Anxious People (mild mystery, Netflix). This is surprisingly heart-warming in a non-cloying way, maybe because it’s Swedish? It does start with a suicide, but that’s not the tone of the rest of it. Basically, what happened with a group held hostage at a real-estate viewing, during and after, and why.
Silk s1-3. (legal drama, Amazon Prime). More-ish and un-put-down-able, it reminds me of the French Spiral/Engrenages, but purely legal. Maxine Peak as the fiery Martha Costello is luminous. It does however make me say “WTF” a lot about British barristers, solicitors, judges, clerks and clerking, London, and sometimes Martha’s decisions.
Raised By Wolves s2 (sf, HBO). I am not a fan of some of the tropes this season, including the Mad Max fight scene cliché, but nevertheless, it’s interesting. Something weird every episode! Mithraism is real, you know.
Young Wallander s2 (mystery, Netflix). Still fun, maybe less dark than s1. Also Swedish, but full of British actors for some reason. And evidently not filmed in Sweden?! I watch TV for the settings, come on!
Games
PC
Paradise Killer: This is the weird pocket-universe-with-tentacled-gods mystery game I wrote about last month. I enjoyed it, but the ending features your character shooting the guilty, if the judge agrees with your evidence. Eh. I wasn’t myself convinced by one I accused, and felt a bit trapped.
⭐ Strange Horticulture: Adorable game rec’d by friends and online reviews. You’ve inherited a mysterious plant shop with a cute black cat and have to figure out which magical plant is which for your very odd customers. Identifying plants gets you new pages for your herbal, and sometimes your customers point you to caves or marshes to collect new samples. Meanwhile, there are bodies being found at stone circles, invitations from creepy secret societies, people having disturbing visions, mysterious letters arriving, hidden messages… It’s just fab. And I loved the map.
Friends who liked this game might like to browse Nicholas Rougeux’s online gorgeous recreation of Elizabeth Twinning’s 1868 Illustrations of the Natural Orders of Plants.

### [Recorded data]
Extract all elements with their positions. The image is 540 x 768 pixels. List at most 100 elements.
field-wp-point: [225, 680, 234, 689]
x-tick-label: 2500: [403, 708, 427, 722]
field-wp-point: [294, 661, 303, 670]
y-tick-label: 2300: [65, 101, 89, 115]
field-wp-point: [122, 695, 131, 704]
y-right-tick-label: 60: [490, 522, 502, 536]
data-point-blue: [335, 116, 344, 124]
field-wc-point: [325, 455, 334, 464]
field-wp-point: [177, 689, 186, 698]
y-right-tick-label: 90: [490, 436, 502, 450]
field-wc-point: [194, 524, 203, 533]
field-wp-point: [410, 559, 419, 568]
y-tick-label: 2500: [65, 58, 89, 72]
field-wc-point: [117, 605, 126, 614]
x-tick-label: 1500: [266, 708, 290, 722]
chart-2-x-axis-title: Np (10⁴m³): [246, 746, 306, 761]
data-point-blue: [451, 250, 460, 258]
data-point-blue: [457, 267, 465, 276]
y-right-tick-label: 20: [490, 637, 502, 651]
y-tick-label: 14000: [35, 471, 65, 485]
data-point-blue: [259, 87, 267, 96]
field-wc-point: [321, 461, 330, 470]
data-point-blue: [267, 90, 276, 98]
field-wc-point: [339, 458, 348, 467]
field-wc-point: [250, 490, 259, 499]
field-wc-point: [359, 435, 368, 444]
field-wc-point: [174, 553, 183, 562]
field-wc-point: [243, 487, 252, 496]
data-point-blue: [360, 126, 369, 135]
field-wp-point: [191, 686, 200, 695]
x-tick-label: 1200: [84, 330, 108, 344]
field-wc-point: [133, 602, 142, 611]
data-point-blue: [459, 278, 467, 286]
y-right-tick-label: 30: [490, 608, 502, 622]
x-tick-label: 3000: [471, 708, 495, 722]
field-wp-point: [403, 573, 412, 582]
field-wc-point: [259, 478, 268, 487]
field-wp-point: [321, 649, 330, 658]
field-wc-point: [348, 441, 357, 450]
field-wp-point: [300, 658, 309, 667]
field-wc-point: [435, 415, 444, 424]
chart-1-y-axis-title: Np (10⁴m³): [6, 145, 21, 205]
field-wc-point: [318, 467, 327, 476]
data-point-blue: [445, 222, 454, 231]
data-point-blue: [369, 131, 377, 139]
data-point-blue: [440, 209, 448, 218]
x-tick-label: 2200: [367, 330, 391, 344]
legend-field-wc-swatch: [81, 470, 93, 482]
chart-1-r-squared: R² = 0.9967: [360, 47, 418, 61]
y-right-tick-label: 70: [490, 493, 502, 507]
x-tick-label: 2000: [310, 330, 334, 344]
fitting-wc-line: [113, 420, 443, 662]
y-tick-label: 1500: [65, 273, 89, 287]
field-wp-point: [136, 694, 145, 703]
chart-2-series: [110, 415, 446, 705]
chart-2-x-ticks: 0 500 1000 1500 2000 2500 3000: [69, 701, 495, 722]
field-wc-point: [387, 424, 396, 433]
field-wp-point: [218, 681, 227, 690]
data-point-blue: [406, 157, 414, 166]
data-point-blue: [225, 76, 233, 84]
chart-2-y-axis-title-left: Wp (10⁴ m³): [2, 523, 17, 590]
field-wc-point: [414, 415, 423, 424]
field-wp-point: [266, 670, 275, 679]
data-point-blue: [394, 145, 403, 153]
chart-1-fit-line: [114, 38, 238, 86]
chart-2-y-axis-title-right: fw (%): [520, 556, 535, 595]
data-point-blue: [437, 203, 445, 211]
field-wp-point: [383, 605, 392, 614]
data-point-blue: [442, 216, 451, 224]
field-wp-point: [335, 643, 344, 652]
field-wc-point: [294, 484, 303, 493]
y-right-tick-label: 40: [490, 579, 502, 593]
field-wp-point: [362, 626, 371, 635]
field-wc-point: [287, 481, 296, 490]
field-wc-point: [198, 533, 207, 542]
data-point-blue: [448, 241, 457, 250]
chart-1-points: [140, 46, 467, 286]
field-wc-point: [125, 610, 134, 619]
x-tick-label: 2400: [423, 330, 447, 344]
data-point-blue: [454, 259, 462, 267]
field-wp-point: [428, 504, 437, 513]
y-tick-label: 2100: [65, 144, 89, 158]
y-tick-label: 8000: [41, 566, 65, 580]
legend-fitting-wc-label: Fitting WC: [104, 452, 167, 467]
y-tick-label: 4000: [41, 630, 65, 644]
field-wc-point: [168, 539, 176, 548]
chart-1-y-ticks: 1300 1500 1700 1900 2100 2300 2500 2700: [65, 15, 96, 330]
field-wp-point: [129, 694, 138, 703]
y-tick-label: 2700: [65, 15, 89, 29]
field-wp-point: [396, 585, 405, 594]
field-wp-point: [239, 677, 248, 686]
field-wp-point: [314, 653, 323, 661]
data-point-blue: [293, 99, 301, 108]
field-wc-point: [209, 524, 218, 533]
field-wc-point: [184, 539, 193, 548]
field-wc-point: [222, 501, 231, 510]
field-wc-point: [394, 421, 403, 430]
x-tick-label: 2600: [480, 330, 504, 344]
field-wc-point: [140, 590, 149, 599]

### [Tasks to carry out]
a - From the review roundup above, list the title of every TV series it discusses.
b - Write a continuation of the review roundup, picking up right after its final sentence.
None of the material is needed for this work.

### [Answers by task]
a - Anxious People; Silk; Raised By Wolves; Young Wallander

b -
VR Games
Skyrim VR: I’ve been playing Skyrim in VR and liking it, surprisingly. I wouldn’t say I’m totally comfortable yet with the controls and the massive inventory system, but I like tromping around in the world and looking at mountains and stone circles and ruined castles. I liked that I got told I was carrying too much to run, and had to dump 3 axes, 2 swords, 2 daggers, 4 pairs of boots, 2 animal pelts, etc. Lots of people you meet have news or jobs to offer you, which feels very welcoming. (No, I have not installed any of the mods to make it look superb in VR, despite being prone to do that sort of thing. It’s still pretty.)
Tetris Effect: I’m not a big Tetris fan, and never understood why this VR port has so many stellar reviews — it’s just Tetris, but with surrounding ambient animations and sound. OTOH, I had a personal trauma this month and played some, and it calmed me right down. Article of relevance on Tetris and PTSD symptoms, I wish I had played it sooner.
Poem
Where dips the rocky highland
Of Sleuth Wood in the lake,
There lies a leafy island
Where flapping herons wake
The drowsy water rats;
There we've hid our faery vats,
Full of berrys
And of reddest stolen cherries.
Come away, O human child!
To the waters and the wild
With a faery, hand in hand,
For the world's more full of weeping than you can understand.
from The Stolen Child, WB Yeats
I thought January was long and hard, but February has really beaten it into the ground. This month my cat died and a war started. The world is full of weeping. Stay safe, everyone.